-- start of TEXT SHOWN --

# Is there a summation method where the divergent series $S = U_0+U_1+U_2+\dots$ converges to a finite value(V2)?

I have a question regarding this question here.

is-there-a-summation-method-where-the-divergent-series

if I set $$x+2=c/c-v$$ , will I have
$$U_n = M\left(c-\frac{c}{n+2}\right)-M\left(c-\frac{c}{n+1}\right), \label{1}\tag{U}$$

and will $$M(c)=M(c-1)$$, or $$M(c)=-M(c-c)=-M(0)=-m_0$$?

• What question? Your link just tries to go to the general list mathoverflow.net/questions. Commented Jul 26, 2023 at 1:49
• Sorry, it's okay now Commented Jul 26, 2023 at 1:58

Are the $$U_n$$ supposed to have a physical meaning or is this a purely mathematical exercises? if we directly interpret:
$$U_n = M\left(c-\frac{1}{n+2}\right)-M\left(c-\frac{1}{n+1}\right)\label{2}\tag{U} = \frac{m_0}{\sqrt{1 - 1 + \frac{2}{c(n+2)} - \frac{1}{c^2(n+2)^2}}} - \frac{m_0}{\sqrt{1 - 1 + \frac{2}{c(n+1)} - \frac{1}{c^2(n+1)^2}}} = m_0 \left( \frac{1}{\sqrt{\frac{2}{c(n+2)} - \frac{1}{c^2(n+2)^2}}} - \frac{1}{\sqrt{\frac{2}{c(n+1)} - \frac{1}{c^2(n+1)^2}}} \right) = m_0 c \left( \frac{n+2}{\sqrt{2c(n+2) -1 }} - \frac{n+1}{\sqrt{2c(n+1)-1}} \right) =$$
It's not clear to me how to assign units to the last object. It seems like the $$n$$ and $$1$$ and $$2$$ need to be given units for the whole thing to remain physical with dimensional analysis.

-- end of TEXT SHOWN --

• _DIRECTIONS_:
a: Repeat the passage of the forum thread starting with "if I set $$x+2=c/c-v$$" and going on through "will $$M(c)=M(c-1)$$, or $$M(c)=-M(c-c)=-M(0)=-m_0$$?".
b: Summarize the forum thread in two sentences.

-- start of DATA SEGMENT --

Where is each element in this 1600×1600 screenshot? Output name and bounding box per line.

-- end of DATA SEGMENT --

• _SOLUTION SET_:
a:
if I set $$x+2=c/c-v$$ , will I have
$$U_n = M\left(c-\frac{c}{n+2}\right)-M\left(c-\frac{c}{n+1}\right), \label{1}\tag{U}$$

and will $$M(c)=M(c-1)$$, or $$M(c)=-M(c-c)=-M(0)=-m_0$$?

b: Referring to an earlier question about a summation method for a divergent series, the poster asks whether setting $x+2=c/c-v$ gives a stated expression for $U_n$ and whether $M(c)$ equals $M(c-1)$ or $-M(0)=-m_0$, after a commenter notes the link first failed and the poster fixes it. A reply asks whether the $U_n$ have a physical meaning, expands $U_n$ in terms of $m_0$ and $c$, and says it is unclear how to assign units to the result, since $n$, $1$, and $2$ seem to need units for dimensional analysis to hold.